**Work to complete**
Please repeat all of the listing exactly.

+++ Provided data

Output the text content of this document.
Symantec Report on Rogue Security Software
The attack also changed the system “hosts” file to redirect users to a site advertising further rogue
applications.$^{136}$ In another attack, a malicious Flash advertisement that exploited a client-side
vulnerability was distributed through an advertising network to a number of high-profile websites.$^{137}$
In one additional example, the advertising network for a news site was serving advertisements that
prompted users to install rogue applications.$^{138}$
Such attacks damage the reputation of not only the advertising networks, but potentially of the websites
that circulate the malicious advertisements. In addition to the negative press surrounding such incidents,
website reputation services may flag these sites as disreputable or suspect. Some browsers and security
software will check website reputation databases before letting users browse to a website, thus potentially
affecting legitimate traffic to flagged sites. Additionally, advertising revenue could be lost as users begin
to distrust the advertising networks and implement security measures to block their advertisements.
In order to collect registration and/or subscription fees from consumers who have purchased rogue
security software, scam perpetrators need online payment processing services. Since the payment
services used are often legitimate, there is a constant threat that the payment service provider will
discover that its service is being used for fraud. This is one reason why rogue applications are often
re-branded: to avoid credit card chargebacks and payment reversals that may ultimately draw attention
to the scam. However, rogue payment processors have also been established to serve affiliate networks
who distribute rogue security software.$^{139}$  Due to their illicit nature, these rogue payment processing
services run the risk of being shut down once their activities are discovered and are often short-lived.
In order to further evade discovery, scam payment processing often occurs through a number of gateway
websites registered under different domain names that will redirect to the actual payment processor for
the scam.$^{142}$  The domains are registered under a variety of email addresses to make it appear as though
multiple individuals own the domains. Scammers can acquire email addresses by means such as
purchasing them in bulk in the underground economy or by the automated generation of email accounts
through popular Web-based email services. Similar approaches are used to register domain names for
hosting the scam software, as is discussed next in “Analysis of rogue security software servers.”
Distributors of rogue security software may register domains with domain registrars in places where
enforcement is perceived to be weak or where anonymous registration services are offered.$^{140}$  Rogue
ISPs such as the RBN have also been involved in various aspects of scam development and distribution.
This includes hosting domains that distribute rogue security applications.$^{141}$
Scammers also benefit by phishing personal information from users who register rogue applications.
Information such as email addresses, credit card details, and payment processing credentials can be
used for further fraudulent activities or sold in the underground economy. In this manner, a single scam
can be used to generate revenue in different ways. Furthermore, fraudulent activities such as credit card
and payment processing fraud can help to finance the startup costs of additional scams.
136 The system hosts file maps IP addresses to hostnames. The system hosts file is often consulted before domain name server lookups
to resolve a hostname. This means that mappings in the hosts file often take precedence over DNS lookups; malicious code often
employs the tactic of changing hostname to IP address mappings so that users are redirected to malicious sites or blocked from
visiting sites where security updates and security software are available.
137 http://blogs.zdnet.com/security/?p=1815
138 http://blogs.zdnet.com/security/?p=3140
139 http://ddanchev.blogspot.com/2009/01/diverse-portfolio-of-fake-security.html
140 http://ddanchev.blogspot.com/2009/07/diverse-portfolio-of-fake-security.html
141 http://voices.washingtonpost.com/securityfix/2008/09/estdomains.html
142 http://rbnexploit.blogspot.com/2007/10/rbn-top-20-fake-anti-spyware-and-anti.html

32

++++++

**Exercise result**
Output the text content of this document.
Symantec Report on Rogue Security Software
The attack also changed the system “hosts” file to redirect users to a site advertising further rogue
applications.$^{136}$ In another attack, a malicious Flash advertisement that exploited a client-side
vulnerability was distributed through an advertising network to a number of high-profile websites.$^{137}$
In one additional example, the advertising network for a news site was serving advertisements that
prompted users to install rogue applications.$^{138}$
Such attacks damage the reputation of not only the advertising networks, but potentially of the websites
that circulate the malicious advertisements. In addition to the negative press surrounding such incidents,
website reputation services may flag these sites as disreputable or suspect. Some browsers and security
software will check website reputation databases before letting users browse to a website, thus potentially
affecting legitimate traffic to flagged sites. Additionally, advertising revenue could be lost as users begin
to distrust the advertising networks and implement security measures to block their advertisements.
In order to collect registration and/or subscription fees from consumers who have purchased rogue
security software, scam perpetrators need online payment processing services. Since the payment
services used are often legitimate, there is a constant threat that the payment service provider will
discover that its service is being used for fraud. This is one reason why rogue applications are often
re-branded: to avoid credit card chargebacks and payment reversals that may ultimately draw attention
to the scam. However, rogue payment processors have also been established to serve affiliate networks
who distribute rogue security software.$^{139}$  Due to their illicit nature, these rogue payment processing
services run the risk of being shut down once their activities are discovered and are often short-lived.
In order to further evade discovery, scam payment processing often occurs through a number of gateway
websites registered under different domain names that will redirect to the actual payment processor for
the scam.$^{142}$  The domains are registered under a variety of email addresses to make it appear as though
multiple individuals own the domains. Scammers can acquire email addresses by means such as
purchasing them in bulk in the underground economy or by the automated generation of email accounts
through popular Web-based email services. Similar approaches are used to register domain names for
hosting the scam software, as is discussed next in “Analysis of rogue security software servers.”
Distributors of rogue security software may register domains with domain registrars in places where
enforcement is perceived to be weak or where anonymous registration services are offered.$^{140}$  Rogue
ISPs such as the RBN have also been involved in various aspects of scam development and distribution.
This includes hosting domains that distribute rogue security applications.$^{141}$
Scammers also benefit by phishing personal information from users who register rogue applications.
Information such as email addresses, credit card details, and payment processing credentials can be
used for further fraudulent activities or sold in the underground economy. In this manner, a single scam
can be used to generate revenue in different ways. Furthermore, fraudulent activities such as credit card
and payment processing fraud can help to finance the startup costs of additional scams.
136 The system hosts file maps IP addresses to hostnames. The system hosts file is often consulted before domain name server lookups
to resolve a hostname. This means that mappings in the hosts file often take precedence over DNS lookups; malicious code often
employs the tactic of changing hostname to IP address mappings so that users are redirected to malicious sites or blocked from
visiting sites where security updates and security software are available.
137 http://blogs.zdnet.com/security/?p=1815
138 http://blogs.zdnet.com/security/?p=3140
139 http://ddanchev.blogspot.com/2009/01/diverse-portfolio-of-fake-security.html
140 http://ddanchev.blogspot.com/2009/07/diverse-portfolio-of-fake-security.html
141 http://voices.washingtonpost.com/securityfix/2008/09/estdomains.html
142 http://rbnexploit.blogspot.com/2007/10/rbn-top-20-fake-anti-spyware-and-anti.html

32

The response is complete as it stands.